Produk Legal Ditolak: Penemuan Mengejutkan

by -326 Views

Penggusuran lahan di Cluster Setia Mekar Residence 2, Tambun Selatan, Bekasi, memunculkan sorotan tajam dari Ombudsman RI. Lembaga itu menilai ada persoalan serius ketika lahan perumahan warga yang sudah mengantongi Sertifikat Hak Milik (SHM) dari Badan Pertanahan Nasional (BPN) justru tetap dieksekusi oleh pengadilan. Bagi Ombudsman, situasi ini bukan sekadar sengketa biasa, melainkan tanda adanya keraguan terhadap kepastian hukum atas produk legal yang diterbitkan negara.

Ombudsman Soroti Kejanggalan Penanganan

Anggota Ombudsman, Yeka Hendra Fatika, menyampaikan keprihatinan atas peristiwa tersebut. Ia menilai ada kejanggalan dalam penyelesaian masalah di Cluster Setia Mekar Residence 2 dan menekankan perlunya tata kelola yang lebih baik dalam penanganan kasus serupa. Menurut Yeka, negara seharusnya tidak abai terhadap dokumen legal yang justru dikeluarkan oleh institusi resminya sendiri.

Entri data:
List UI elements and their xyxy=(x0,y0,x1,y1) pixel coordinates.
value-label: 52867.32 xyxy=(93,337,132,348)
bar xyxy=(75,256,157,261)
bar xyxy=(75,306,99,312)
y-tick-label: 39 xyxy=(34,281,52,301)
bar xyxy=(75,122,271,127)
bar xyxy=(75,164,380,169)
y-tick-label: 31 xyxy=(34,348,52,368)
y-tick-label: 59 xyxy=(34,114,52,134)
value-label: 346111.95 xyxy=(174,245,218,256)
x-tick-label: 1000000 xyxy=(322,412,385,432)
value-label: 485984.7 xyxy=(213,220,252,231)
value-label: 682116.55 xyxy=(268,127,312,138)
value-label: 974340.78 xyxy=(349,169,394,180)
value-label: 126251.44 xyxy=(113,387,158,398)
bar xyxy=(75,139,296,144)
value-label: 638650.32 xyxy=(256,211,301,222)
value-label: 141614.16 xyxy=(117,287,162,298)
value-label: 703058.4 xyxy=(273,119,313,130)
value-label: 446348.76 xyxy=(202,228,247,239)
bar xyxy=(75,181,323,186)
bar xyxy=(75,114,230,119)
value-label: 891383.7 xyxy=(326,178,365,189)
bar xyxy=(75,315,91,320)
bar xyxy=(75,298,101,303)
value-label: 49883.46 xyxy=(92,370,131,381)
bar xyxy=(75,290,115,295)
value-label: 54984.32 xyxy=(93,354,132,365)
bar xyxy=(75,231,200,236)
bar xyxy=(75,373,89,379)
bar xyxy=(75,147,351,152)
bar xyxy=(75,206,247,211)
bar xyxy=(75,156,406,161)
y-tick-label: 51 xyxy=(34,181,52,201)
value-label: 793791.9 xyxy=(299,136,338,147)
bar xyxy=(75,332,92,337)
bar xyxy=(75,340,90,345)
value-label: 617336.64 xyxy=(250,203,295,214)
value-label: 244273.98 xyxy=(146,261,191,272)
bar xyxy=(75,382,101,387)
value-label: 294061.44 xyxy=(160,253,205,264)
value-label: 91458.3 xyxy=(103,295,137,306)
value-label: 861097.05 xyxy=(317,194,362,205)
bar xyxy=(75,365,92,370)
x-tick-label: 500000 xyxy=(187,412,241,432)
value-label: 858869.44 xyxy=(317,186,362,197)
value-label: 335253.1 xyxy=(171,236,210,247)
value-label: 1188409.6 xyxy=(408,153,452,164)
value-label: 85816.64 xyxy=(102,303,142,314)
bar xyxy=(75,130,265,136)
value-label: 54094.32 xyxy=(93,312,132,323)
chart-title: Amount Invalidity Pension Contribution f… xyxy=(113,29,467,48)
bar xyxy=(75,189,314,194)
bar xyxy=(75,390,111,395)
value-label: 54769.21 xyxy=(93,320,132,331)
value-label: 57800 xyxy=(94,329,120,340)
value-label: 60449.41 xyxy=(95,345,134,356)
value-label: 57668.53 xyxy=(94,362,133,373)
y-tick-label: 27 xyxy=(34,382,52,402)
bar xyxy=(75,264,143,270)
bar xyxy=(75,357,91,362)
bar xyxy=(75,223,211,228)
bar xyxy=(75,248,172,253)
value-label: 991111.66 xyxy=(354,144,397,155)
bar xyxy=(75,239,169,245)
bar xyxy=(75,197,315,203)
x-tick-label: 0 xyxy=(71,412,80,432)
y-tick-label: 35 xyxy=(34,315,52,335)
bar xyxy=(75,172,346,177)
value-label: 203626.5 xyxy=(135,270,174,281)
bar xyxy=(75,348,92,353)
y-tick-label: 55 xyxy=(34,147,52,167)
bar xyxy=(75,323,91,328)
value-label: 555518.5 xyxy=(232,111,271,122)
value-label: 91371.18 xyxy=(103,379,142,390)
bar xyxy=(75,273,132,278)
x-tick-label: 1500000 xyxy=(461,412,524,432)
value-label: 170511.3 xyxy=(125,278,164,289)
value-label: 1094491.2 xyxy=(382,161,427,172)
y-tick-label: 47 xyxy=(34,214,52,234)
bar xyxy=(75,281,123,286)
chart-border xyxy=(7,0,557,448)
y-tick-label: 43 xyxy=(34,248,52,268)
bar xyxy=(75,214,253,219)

**Tugas Kerja 1**
Menurut berita penggusuran lahan di Cluster Setia Mekar Residence 2, mengapa Ombudsman RI menganggap kasus ini bukan sekadar sengketa biasa? Jawab dalam satu sampai tiga kalimat.
**Tugas Kerja 2**
Tuliskan lanjutan berita penggusuran lahan di Cluster Setia Mekar Residence 2, dimulai setelah kalimat terakhirnya.
Catatan itu merupakan bahan tersendiri yang terpisah dari berita penggusuran.

**Jawaban Anda 1**
Lahan perumahan warga yang sudah mengantongi Sertifikat Hak Milik dari Badan Pertanahan Nasional tetap dieksekusi oleh pengadilan. Bagi Ombudsman, hal itu menandakan adanya keraguan terhadap kepastian hukum atas produk legal yang diterbitkan negara.

**Jawaban Anda 2**
Ia juga menyoroti posisi warga yang terdampak. Mereka disebut telah memiliki SHM atas lahan yang digusur, namun eksekusi pengosongan tetap berjalan. Kondisi ini, kata dia, menimbulkan pertanyaan besar tentang bagaimana perlindungan atas hak warga dijalankan ketika dokumen kepemilikan yang sah tidak cukup melindungi mereka di lapangan.

PN Cikarang Sebut Eksekusi Sudah Inkrah

Di sisi lain, Pengadilan Negeri Cikarang Kelas II membenarkan bahwa eksekusi pengosongan lahan tersebut dilakukan berdasarkan putusan yang telah berkekuatan hukum tetap atau inkrah. Penjelasan ini menunjukkan bahwa pengadilan mengacu pada proses hukum yang sudah selesai secara formal, meski di lapangan masih memunculkan penolakan dan kecaman dari warga maupun pihak lain yang menilai ada persoalan pada legalitas objek yang dieksekusi.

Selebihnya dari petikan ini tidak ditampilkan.